>> Start RECORDS TO PROCESS

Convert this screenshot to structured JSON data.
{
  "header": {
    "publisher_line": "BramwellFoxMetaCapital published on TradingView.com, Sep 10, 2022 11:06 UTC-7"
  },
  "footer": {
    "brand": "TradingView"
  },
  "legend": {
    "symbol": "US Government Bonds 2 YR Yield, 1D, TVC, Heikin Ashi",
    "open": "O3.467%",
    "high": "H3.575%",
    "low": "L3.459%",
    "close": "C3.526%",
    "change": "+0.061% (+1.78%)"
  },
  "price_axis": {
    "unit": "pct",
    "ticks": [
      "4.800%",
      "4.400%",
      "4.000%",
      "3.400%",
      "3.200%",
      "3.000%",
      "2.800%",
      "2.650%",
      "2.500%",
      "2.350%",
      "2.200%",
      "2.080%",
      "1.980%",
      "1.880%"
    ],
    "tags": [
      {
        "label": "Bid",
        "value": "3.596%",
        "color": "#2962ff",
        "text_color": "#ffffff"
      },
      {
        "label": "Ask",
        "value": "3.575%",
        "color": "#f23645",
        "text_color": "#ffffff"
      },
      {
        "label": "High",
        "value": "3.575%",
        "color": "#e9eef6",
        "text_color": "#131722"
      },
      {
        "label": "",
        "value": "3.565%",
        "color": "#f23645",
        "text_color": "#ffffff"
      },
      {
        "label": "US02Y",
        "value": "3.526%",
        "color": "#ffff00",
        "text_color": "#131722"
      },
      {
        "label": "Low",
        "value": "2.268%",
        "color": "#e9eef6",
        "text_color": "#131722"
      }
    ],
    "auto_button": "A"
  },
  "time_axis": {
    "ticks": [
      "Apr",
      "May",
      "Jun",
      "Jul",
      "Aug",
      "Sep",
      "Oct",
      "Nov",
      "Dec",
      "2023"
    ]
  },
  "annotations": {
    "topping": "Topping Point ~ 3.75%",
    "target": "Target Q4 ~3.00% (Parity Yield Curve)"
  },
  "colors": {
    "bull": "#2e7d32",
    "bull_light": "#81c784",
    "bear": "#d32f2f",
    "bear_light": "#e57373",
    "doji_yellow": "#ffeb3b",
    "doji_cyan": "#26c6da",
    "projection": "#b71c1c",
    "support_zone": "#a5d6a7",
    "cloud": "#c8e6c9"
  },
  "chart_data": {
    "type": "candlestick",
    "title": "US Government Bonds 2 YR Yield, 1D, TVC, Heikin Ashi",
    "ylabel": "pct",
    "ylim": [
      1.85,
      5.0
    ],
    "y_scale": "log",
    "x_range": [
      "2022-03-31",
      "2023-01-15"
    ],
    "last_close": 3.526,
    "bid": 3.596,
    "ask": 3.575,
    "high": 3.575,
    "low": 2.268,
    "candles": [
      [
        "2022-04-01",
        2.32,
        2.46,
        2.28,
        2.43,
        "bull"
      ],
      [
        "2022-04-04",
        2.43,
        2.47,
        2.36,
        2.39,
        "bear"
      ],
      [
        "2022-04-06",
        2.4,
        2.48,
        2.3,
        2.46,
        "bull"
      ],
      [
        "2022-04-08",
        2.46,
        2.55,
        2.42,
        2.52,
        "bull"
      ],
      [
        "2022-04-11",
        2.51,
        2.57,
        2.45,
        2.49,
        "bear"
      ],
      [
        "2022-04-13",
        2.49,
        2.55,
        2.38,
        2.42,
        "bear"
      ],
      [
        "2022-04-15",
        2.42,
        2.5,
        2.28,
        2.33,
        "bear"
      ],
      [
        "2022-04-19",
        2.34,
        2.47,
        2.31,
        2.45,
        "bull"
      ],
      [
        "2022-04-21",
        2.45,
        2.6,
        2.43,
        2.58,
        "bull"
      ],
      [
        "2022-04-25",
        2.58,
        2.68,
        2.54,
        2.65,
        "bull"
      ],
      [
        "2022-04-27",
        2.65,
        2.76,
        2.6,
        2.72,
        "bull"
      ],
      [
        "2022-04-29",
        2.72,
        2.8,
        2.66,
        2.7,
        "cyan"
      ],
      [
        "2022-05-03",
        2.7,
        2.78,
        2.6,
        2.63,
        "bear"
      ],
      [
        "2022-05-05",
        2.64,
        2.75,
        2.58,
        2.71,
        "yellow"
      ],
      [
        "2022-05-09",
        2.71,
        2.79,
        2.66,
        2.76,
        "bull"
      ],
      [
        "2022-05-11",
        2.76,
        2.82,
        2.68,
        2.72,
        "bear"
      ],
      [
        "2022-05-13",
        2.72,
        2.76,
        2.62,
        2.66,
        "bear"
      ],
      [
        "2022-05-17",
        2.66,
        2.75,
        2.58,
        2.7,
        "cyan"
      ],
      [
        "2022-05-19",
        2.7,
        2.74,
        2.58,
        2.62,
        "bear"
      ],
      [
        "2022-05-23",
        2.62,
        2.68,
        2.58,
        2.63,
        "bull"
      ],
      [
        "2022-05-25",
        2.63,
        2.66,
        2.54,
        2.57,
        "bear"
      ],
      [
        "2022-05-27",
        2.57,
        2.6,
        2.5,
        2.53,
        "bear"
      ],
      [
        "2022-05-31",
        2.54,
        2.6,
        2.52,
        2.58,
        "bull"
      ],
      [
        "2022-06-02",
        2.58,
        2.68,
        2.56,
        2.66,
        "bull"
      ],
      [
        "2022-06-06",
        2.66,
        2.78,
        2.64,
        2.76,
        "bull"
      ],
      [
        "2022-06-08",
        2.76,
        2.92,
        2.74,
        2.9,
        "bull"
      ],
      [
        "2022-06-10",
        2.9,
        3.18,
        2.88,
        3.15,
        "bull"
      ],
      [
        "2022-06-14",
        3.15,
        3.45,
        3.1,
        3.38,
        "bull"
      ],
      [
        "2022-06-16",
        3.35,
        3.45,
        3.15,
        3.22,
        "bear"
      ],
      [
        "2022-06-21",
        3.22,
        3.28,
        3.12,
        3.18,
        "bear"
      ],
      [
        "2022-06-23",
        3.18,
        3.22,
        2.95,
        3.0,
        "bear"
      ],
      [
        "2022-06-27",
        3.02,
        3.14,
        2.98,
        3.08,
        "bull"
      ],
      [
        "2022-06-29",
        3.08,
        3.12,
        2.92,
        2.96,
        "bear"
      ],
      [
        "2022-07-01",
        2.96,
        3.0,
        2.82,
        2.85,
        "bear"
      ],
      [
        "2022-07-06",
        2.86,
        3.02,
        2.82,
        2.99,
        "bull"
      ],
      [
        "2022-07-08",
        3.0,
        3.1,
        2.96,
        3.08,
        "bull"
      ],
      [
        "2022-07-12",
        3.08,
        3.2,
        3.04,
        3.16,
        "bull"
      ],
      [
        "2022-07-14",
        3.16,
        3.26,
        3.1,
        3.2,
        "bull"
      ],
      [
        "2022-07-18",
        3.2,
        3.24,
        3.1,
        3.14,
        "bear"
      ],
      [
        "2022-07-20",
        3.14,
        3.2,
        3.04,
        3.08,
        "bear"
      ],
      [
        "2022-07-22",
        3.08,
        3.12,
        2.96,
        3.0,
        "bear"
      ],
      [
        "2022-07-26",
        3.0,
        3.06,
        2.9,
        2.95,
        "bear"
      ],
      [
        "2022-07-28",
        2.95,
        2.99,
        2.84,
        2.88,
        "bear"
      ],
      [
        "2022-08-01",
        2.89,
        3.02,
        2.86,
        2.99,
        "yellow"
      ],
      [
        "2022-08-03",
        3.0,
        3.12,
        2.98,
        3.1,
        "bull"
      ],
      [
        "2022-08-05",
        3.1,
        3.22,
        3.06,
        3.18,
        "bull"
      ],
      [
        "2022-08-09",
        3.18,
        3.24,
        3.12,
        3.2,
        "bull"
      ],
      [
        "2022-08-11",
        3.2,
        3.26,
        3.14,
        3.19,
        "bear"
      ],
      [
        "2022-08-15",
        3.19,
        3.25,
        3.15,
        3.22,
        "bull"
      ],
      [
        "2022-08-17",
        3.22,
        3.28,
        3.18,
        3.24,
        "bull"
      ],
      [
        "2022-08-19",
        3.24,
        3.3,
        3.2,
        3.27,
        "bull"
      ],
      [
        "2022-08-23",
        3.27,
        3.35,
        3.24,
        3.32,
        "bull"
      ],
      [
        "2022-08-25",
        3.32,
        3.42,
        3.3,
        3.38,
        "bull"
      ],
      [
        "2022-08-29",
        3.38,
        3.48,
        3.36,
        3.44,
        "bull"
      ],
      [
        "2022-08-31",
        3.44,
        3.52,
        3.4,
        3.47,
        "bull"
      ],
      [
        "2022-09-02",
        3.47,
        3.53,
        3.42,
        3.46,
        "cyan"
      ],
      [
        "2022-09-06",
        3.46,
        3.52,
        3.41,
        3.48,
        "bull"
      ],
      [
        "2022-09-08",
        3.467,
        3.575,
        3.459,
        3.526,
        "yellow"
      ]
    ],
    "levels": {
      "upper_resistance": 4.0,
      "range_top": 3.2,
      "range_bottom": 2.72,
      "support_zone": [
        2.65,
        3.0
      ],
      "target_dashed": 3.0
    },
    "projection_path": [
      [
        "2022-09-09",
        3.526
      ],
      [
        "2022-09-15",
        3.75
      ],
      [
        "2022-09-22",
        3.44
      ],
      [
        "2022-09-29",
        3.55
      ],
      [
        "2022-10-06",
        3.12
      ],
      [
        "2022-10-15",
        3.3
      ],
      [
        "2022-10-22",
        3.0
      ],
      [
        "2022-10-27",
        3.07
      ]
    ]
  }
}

>> End RECORDS TO PROCESS

## WHAT YOU WILL DO
Locate the word "Yield" in the data above. Copy every line carrying it.

## THE COMPLETED TASK
    "symbol": "US Government Bonds 2 YR Yield, 1D, TVC, Heikin Ashi",
    "target": "Target Q4 ~3.00% (Parity Yield Curve)"
    "title": "US Government Bonds 2 YR Yield, 1D, TVC, Heikin Ashi",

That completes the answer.